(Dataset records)
----------------

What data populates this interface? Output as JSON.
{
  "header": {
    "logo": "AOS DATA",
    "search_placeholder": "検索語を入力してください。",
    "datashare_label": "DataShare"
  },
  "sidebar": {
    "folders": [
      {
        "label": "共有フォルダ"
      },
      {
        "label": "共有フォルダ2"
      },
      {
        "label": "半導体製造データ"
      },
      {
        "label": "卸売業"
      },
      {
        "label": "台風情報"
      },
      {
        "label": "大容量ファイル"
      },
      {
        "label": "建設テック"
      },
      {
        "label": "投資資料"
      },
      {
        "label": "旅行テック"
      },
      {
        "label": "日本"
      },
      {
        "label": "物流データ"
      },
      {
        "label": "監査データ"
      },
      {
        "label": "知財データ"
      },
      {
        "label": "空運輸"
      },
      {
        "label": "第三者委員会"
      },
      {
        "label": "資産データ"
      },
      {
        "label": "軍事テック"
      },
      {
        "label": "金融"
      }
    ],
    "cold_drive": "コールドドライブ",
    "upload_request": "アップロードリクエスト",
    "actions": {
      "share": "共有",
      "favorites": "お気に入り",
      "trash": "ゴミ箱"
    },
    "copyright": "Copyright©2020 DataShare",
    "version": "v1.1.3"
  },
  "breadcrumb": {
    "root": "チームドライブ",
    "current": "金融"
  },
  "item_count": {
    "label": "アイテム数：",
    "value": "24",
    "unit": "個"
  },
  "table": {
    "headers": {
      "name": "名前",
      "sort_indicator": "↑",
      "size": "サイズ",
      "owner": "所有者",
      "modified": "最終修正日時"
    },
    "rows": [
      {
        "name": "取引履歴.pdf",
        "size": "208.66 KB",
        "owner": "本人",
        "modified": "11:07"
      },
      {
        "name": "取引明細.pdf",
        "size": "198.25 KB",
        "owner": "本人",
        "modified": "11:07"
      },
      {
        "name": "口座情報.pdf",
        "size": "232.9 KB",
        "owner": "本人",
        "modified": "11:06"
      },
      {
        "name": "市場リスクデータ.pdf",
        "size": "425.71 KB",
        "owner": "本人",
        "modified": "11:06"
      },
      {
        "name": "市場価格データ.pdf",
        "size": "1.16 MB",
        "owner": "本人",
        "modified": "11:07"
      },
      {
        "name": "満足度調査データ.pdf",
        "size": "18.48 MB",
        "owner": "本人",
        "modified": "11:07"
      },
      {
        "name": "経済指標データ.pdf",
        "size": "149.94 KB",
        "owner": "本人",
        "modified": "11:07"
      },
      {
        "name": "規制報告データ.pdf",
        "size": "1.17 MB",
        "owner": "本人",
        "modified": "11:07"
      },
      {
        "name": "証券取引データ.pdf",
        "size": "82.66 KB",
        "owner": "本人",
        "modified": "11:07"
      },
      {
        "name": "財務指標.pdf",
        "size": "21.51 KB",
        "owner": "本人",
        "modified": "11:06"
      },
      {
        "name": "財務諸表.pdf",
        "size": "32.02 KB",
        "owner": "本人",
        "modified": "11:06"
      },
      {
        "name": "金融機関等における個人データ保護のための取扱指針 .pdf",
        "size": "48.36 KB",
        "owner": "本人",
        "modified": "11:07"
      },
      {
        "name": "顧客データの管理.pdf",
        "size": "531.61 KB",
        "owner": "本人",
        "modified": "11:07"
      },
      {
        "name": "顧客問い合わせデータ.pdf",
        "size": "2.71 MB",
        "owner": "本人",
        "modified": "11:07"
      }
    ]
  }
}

----------------

Nothing in the listing may be changed; retype it all exactly.

What data populates this interface? Output as JSON.
{
  "header": {
    "logo": "AOS DATA",
    "search_placeholder": "検索語を入力してください。",
    "datashare_label": "DataShare"
  },
  "sidebar": {
    "folders": [
      {
        "label": "共有フォルダ"
      },
      {
        "label": "共有フォルダ2"
      },
      {
        "label": "半導体製造データ"
      },
      {
        "label": "卸売業"
      },
      {
        "label": "台風情報"
      },
      {
        "label": "大容量ファイル"
      },
      {
        "label": "建設テック"
      },
      {
        "label": "投資資料"
      },
      {
        "label": "旅行テック"
      },
      {
        "label": "日本"
      },
      {
        "label": "物流データ"
      },
      {
        "label": "監査データ"
      },
      {
        "label": "知財データ"
      },
      {
        "label": "空運輸"
      },
      {
        "label": "第三者委員会"
      },
      {
        "label": "資産データ"
      },
      {
        "label": "軍事テック"
      },
      {
        "label": "金融"
      }
    ],
    "cold_drive": "コールドドライブ",
    "upload_request": "アップロードリクエスト",
    "actions": {
      "share": "共有",
      "favorites": "お気に入り",
      "trash": "ゴミ箱"
    },
    "copyright": "Copyright©2020 DataShare",
    "version": "v1.1.3"
  },
  "breadcrumb": {
    "root": "チームドライブ",
    "current": "金融"
  },
  "item_count": {
    "label": "アイテム数：",
    "value": "24",
    "unit": "個"
  },
  "table": {
    "headers": {
      "name": "名前",
      "sort_indicator": "↑",
      "size": "サイズ",
      "owner": "所有者",
      "modified": "最終修正日時"
    },
    "rows": [
      {
        "name": "取引履歴.pdf",
        "size": "208.66 KB",
        "owner": "本人",
        "modified": "11:07"
      },
      {
        "name": "取引明細.pdf",
        "size": "198.25 KB",
        "owner": "本人",
        "modified": "11:07"
      },
      {
        "name": "口座情報.pdf",
        "size": "232.9 KB",
        "owner": "本人",
        "modified": "11:06"
      },
      {
        "name": "市場リスクデータ.pdf",
        "size": "425.71 KB",
        "owner": "本人",
        "modified": "11:06"
      },
      {
        "name": "市場価格データ.pdf",
        "size": "1.16 MB",
        "owner": "本人",
        "modified": "11:07"
      },
      {
        "name": "満足度調査データ.pdf",
        "size": "18.48 MB",
        "owner": "本人",
        "modified": "11:07"
      },
      {
        "name": "経済指標データ.pdf",
        "size": "149.94 KB",
        "owner": "本人",
        "modified": "11:07"
      },
      {
        "name": "規制報告データ.pdf",
        "size": "1.17 MB",
        "owner": "本人",
        "modified": "11:07"
      },
      {
        "name": "証券取引データ.pdf",
        "size": "82.66 KB",
        "owner": "本人",
        "modified": "11:07"
      },
      {
        "name": "財務指標.pdf",
        "size": "21.51 KB",
        "owner": "本人",
        "modified": "11:06"
      },
      {
        "name": "財務諸表.pdf",
        "size": "32.02 KB",
        "owner": "本人",
        "modified": "11:06"
      },
      {
        "name": "金融機関等における個人データ保護のための取扱指針 .pdf",
        "size": "48.36 KB",
        "owner": "本人",
        "modified": "11:07"
      },
      {
        "name": "顧客データの管理.pdf",
        "size": "531.61 KB",
        "owner": "本人",
        "modified": "11:07"
      },
      {
        "name": "顧客問い合わせデータ.pdf",
        "size": "2.71 MB",
        "owner": "本人",
        "modified": "11:07"
      }
    ]
  }
}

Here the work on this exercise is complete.